**Work instructions**
Locate the word "Monitors" in the entries below, then gather every line that holds it.

**Information given**
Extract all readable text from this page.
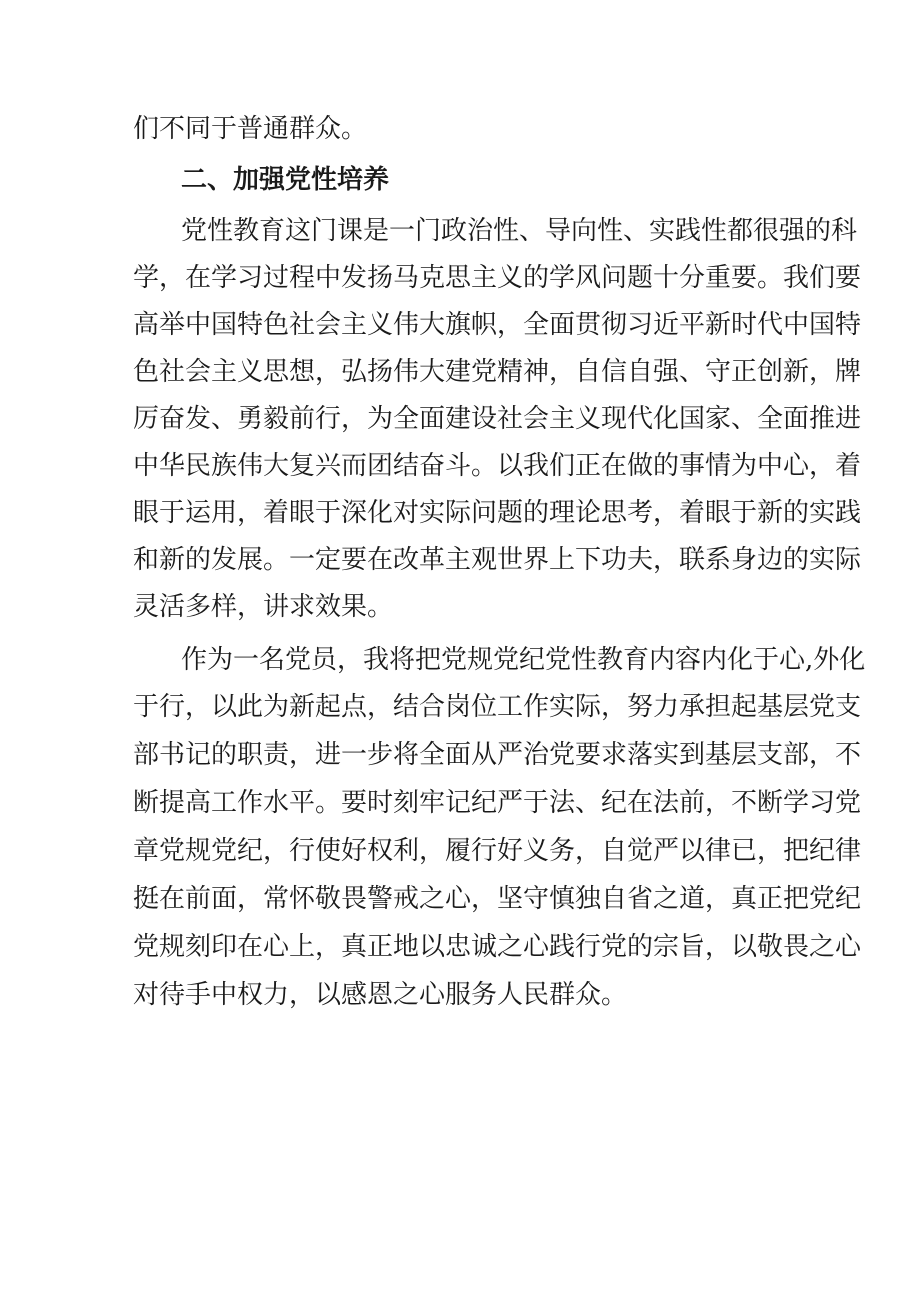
们不同于普通群众。
二、加强党性培养
党性教育这门课是一门政治性、导向性、实践性都很强的科
学，在学习过程中发扬马克思主义的学风问题十分重要。我们要
高举中国特色社会主义伟大旗帜，全面贯彻习近平新时代中国特
色社会主义思想，弘扬伟大建党精神，自信自强、守正创新，牌
厉奋发、勇毅前行，为全面建设社会主义现代化国家、全面推进
中华民族伟大复兴而团结奋斗。以我们正在做的事情为中心，着
眼于运用，着眼于深化对实际问题的理论思考，着眼于新的实践
和新的发展。一定要在改革主观世界上下功夫，联系身边的实际
灵活多样，讲求效果。
作为一名党员，我将把党规党纪党性教育内容内化于心,外化
于行，以此为新起点，结合岗位工作实际，努力承担起基层党支
部书记的职责，进一步将全面从严治党要求落实到基层支部，不
断提高工作水平。要时刻牢记纪严于法、纪在法前，不断学习党
章党规党纪，行使好权利，履行好义务，自觉严以律已，把纪律
挺在前面，常怀敬畏警戒之心，坚守慎独自省之道，真正把党纪
党规刻印在心上，真正地以忠诚之心践行党的宗旨，以敬畏之心
对待手中权力，以感恩之心服务人民群众。
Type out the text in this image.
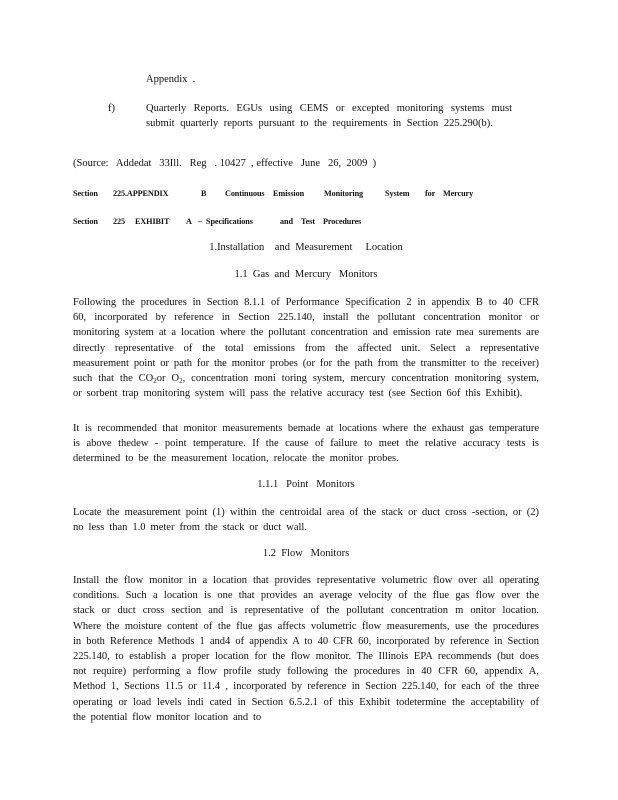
Appendix  .
f)	Quarterly Reports. EGUs using CEMS or excepted monitoring systems must submit quarterly reports pursuant to the requirements in Section 225.290(b).
(Source:   Addedat   33Ill.   Reg   . 10427  , effective   June   26,  2009  )
Section 225.APPENDIX	B Continuous Emission Monitoring	System for Mercury
Section 225 EXHIBIT A – Specifications	and Test Procedures
1.Installation    and  Measurement     Location
1.1  Gas  and  Mercury   Monitors
Following the procedures in Section 8.1.1 of Performance Specification 2 in appendix B to 40 CFR 60, incorporated by reference in Section 225.140, install the pollutant concentration monitor or monitoring system at a location where the pollutant concentration and emission rate mea surements are directly representative of the total emissions from the affected unit. Select a representative measurement point or path for the monitor probes (or for the path from the transmitter to the receiver) such that the $CO_2or$ $O_2$, concentration moni toring system, mercury concentration monitoring system, or sorbent trap monitoring system will pass the relative accuracy test (see Section 6of this Exhibit).
It is recommended that monitor measurements bemade at locations where the exhaust gas temperature is above thedew - point temperature. If the cause of failure to meet the relative accuracy tests is determined to be the measurement location, relocate the monitor probes.
1.1.1   Point   Monitors
Locate the measurement point (1) within the centroidal area of the stack or duct cross -section, or (2) no less than 1.0 meter from the stack or duct wall.
1.2  Flow   Monitors
Install the flow monitor in a location that provides representative volumetric flow over all operating conditions. Such a location is one that provides an average velocity of the flue gas flow over the stack or duct cross section and is representative of the pollutant concentration m onitor location. Where the moisture content of the flue gas affects volumetric flow measurements, use the procedures in both Reference Methods 1 and4 of appendix A to 40 CFR 60, incorporated by reference in Section 225.140, to establish a proper location for the flow monitor. The Illinois EPA recommends (but does not require) performing a flow profile study following the procedures in 40 CFR 60, appendix A, Method 1, Sections 11.5 or 11.4 , incorporated by reference in Section 225.140, for each of the three operating or load levels indi cated in Section 6.5.2.1 of this Exhibit todetermine the acceptability of the potential flow monitor location and to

**Complete response**
1.1  Gas  and  Mercury   Monitors
1.1.1   Point   Monitors
1.2  Flow   Monitors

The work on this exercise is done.